----- DATA ENTRIES
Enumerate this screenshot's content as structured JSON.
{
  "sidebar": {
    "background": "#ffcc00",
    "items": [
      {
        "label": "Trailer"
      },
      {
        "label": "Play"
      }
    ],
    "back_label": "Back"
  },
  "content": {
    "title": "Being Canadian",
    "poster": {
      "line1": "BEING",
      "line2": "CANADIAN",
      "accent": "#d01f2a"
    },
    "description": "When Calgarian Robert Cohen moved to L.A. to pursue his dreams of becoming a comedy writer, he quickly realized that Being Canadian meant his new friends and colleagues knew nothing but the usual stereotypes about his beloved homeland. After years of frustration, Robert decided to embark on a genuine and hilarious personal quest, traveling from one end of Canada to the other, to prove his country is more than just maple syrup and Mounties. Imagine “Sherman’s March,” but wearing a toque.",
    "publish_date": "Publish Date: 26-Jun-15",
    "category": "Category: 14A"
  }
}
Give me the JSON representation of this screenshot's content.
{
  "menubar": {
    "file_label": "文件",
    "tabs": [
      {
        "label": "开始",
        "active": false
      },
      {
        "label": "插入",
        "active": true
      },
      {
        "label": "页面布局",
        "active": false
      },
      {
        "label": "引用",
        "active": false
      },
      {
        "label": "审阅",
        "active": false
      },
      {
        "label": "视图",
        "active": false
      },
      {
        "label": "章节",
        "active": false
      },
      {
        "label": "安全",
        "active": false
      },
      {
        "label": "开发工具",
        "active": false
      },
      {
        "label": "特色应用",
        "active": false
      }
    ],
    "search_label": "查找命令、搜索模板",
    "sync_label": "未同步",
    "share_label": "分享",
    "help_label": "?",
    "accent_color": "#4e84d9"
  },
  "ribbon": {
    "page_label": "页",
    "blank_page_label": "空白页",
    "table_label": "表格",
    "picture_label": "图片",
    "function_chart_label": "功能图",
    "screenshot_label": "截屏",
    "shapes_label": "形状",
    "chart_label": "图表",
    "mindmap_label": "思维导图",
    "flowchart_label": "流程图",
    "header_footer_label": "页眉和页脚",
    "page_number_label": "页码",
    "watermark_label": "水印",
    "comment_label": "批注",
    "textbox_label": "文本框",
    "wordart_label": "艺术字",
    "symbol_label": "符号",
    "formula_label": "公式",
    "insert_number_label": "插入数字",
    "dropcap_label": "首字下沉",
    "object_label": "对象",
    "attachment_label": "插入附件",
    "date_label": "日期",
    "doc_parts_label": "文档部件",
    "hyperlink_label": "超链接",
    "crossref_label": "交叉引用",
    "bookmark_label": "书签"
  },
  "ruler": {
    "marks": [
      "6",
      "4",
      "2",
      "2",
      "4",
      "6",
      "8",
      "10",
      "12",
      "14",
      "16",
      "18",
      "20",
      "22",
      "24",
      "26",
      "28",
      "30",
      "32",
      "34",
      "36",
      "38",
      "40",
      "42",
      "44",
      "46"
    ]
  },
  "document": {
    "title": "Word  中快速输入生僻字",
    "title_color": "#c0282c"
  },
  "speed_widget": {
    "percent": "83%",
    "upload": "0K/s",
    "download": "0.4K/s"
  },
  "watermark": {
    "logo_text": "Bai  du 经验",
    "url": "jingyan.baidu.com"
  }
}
----------
[EXERCISE DIRECTIONS] The full set of records should be duplicated exactly.

[RESPONSE TO THIS EXERCISE]
Enumerate this screenshot's content as structured JSON.
{
  "sidebar": {
    "background": "#ffcc00",
    "items": [
      {
        "label": "Trailer"
      },
      {
        "label": "Play"
      }
    ],
    "back_label": "Back"
  },
  "content": {
    "title": "Being Canadian",
    "poster": {
      "line1": "BEING",
      "line2": "CANADIAN",
      "accent": "#d01f2a"
    },
    "description": "When Calgarian Robert Cohen moved to L.A. to pursue his dreams of becoming a comedy writer, he quickly realized that Being Canadian meant his new friends and colleagues knew nothing but the usual stereotypes about his beloved homeland. After years of frustration, Robert decided to embark on a genuine and hilarious personal quest, traveling from one end of Canada to the other, to prove his country is more than just maple syrup and Mounties. Imagine “Sherman’s March,” but wearing a toque.",
    "publish_date": "Publish Date: 26-Jun-15",
    "category": "Category: 14A"
  }
}
Give me the JSON representation of this screenshot's content.
{
  "menubar": {
    "file_label": "文件",
    "tabs": [
      {
        "label": "开始",
        "active": false
      },
      {
        "label": "插入",
        "active": true
      },
      {
        "label": "页面布局",
        "active": false
      },
      {
        "label": "引用",
        "active": false
      },
      {
        "label": "审阅",
        "active": false
      },
      {
        "label": "视图",
        "active": false
      },
      {
        "label": "章节",
        "active": false
      },
      {
        "label": "安全",
        "active": false
      },
      {
        "label": "开发工具",
        "active": false
      },
      {
        "label": "特色应用",
        "active": false
      }
    ],
    "search_label": "查找命令、搜索模板",
    "sync_label": "未同步",
    "share_label": "分享",
    "help_label": "?",
    "accent_color": "#4e84d9"
  },
  "ribbon": {
    "page_label": "页",
    "blank_page_label": "空白页",
    "table_label": "表格",
    "picture_label": "图片",
    "function_chart_label": "功能图",
    "screenshot_label": "截屏",
    "shapes_label": "形状",
    "chart_label": "图表",
    "mindmap_label": "思维导图",
    "flowchart_label": "流程图",
    "header_footer_label": "页眉和页脚",
    "page_number_label": "页码",
    "watermark_label": "水印",
    "comment_label": "批注",
    "textbox_label": "文本框",
    "wordart_label": "艺术字",
    "symbol_label": "符号",
    "formula_label": "公式",
    "insert_number_label": "插入数字",
    "dropcap_label": "首字下沉",
    "object_label": "对象",
    "attachment_label": "插入附件",
    "date_label": "日期",
    "doc_parts_label": "文档部件",
    "hyperlink_label": "超链接",
    "crossref_label": "交叉引用",
    "bookmark_label": "书签"
  },
  "ruler": {
    "marks": [
      "6",
      "4",
      "2",
      "2",
      "4",
      "6",
      "8",
      "10",
      "12",
      "14",
      "16",
      "18",
      "20",
      "22",
      "24",
      "26",
      "28",
      "30",
      "32",
      "34",
      "36",
      "38",
      "40",
      "42",
      "44",
      "46"
    ]
  },
  "document": {
    "title": "Word  中快速输入生僻字",
    "title_color": "#c0282c"
  },
  "speed_widget": {
    "percent": "83%",
    "upload": "0K/s",
    "download": "0.4K/s"
  },
  "watermark": {
    "logo_text": "Bai  du 经验",
    "url": "jingyan.baidu.com"
  }
}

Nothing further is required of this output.